━━ Records supplied
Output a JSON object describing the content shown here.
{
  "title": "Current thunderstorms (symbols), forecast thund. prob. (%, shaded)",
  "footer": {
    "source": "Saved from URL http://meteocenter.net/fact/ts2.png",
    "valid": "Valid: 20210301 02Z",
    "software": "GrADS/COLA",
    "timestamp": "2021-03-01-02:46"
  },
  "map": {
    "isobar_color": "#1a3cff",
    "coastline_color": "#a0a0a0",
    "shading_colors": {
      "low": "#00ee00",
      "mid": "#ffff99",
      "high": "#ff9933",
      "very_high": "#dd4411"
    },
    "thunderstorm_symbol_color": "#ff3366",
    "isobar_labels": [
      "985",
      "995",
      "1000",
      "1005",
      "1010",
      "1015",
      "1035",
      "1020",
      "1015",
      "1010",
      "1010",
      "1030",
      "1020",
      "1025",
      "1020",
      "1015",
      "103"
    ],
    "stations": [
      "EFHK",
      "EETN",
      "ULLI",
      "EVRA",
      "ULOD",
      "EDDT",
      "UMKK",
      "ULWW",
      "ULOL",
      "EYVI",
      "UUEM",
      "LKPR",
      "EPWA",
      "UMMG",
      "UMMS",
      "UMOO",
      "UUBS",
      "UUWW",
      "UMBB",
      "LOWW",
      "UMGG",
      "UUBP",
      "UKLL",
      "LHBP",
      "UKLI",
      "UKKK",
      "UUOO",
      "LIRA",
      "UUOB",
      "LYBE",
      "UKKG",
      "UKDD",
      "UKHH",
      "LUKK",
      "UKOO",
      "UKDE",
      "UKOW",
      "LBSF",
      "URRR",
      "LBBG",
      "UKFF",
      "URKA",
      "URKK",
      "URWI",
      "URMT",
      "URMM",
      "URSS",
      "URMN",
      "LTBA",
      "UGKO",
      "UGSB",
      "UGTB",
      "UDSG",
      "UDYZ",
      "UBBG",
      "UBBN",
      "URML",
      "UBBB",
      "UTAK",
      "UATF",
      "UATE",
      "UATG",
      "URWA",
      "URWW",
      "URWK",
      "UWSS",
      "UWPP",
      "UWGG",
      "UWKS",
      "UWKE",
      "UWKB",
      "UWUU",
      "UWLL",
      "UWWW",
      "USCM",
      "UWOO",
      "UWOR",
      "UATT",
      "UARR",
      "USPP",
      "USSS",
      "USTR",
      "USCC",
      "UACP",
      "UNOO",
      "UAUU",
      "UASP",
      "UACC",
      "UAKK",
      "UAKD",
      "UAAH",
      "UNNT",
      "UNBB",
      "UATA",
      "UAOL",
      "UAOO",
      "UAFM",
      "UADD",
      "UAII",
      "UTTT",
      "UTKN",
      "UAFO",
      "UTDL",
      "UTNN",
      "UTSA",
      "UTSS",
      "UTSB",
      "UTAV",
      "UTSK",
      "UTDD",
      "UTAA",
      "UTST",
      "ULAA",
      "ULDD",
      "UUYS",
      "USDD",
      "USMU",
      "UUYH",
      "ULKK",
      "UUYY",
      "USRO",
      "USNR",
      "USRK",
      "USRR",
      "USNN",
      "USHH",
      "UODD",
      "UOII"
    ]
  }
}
━━━━
▸ Job: Repeat each of the entries above precisely as given.

▸ Solution to the exercise:
Output a JSON object describing the content shown here.
{
  "title": "Current thunderstorms (symbols), forecast thund. prob. (%, shaded)",
  "footer": {
    "source": "Saved from URL http://meteocenter.net/fact/ts2.png",
    "valid": "Valid: 20210301 02Z",
    "software": "GrADS/COLA",
    "timestamp": "2021-03-01-02:46"
  },
  "map": {
    "isobar_color": "#1a3cff",
    "coastline_color": "#a0a0a0",
    "shading_colors": {
      "low": "#00ee00",
      "mid": "#ffff99",
      "high": "#ff9933",
      "very_high": "#dd4411"
    },
    "thunderstorm_symbol_color": "#ff3366",
    "isobar_labels": [
      "985",
      "995",
      "1000",
      "1005",
      "1010",
      "1015",
      "1035",
      "1020",
      "1015",
      "1010",
      "1010",
      "1030",
      "1020",
      "1025",
      "1020",
      "1015",
      "103"
    ],
    "stations": [
      "EFHK",
      "EETN",
      "ULLI",
      "EVRA",
      "ULOD",
      "EDDT",
      "UMKK",
      "ULWW",
      "ULOL",
      "EYVI",
      "UUEM",
      "LKPR",
      "EPWA",
      "UMMG",
      "UMMS",
      "UMOO",
      "UUBS",
      "UUWW",
      "UMBB",
      "LOWW",
      "UMGG",
      "UUBP",
      "UKLL",
      "LHBP",
      "UKLI",
      "UKKK",
      "UUOO",
      "LIRA",
      "UUOB",
      "LYBE",
      "UKKG",
      "UKDD",
      "UKHH",
      "LUKK",
      "UKOO",
      "UKDE",
      "UKOW",
      "LBSF",
      "URRR",
      "LBBG",
      "UKFF",
      "URKA",
      "URKK",
      "URWI",
      "URMT",
      "URMM",
      "URSS",
      "URMN",
      "LTBA",
      "UGKO",
      "UGSB",
      "UGTB",
      "UDSG",
      "UDYZ",
      "UBBG",
      "UBBN",
      "URML",
      "UBBB",
      "UTAK",
      "UATF",
      "UATE",
      "UATG",
      "URWA",
      "URWW",
      "URWK",
      "UWSS",
      "UWPP",
      "UWGG",
      "UWKS",
      "UWKE",
      "UWKB",
      "UWUU",
      "UWLL",
      "UWWW",
      "USCM",
      "UWOO",
      "UWOR",
      "UATT",
      "UARR",
      "USPP",
      "USSS",
      "USTR",
      "USCC",
      "UACP",
      "UNOO",
      "UAUU",
      "UASP",
      "UACC",
      "UAKK",
      "UAKD",
      "UAAH",
      "UNNT",
      "UNBB",
      "UATA",
      "UAOL",
      "UAOO",
      "UAFM",
      "UADD",
      "UAII",
      "UTTT",
      "UTKN",
      "UAFO",
      "UTDL",
      "UTNN",
      "UTSA",
      "UTSS",
      "UTSB",
      "UTAV",
      "UTSK",
      "UTDD",
      "UTAA",
      "UTST",
      "ULAA",
      "ULDD",
      "UUYS",
      "USDD",
      "USMU",
      "UUYH",
      "ULKK",
      "UUYY",
      "USRO",
      "USNR",
      "USRK",
      "USRR",
      "USNN",
      "USHH",
      "UODD",
      "UOII"
    ]
  }
}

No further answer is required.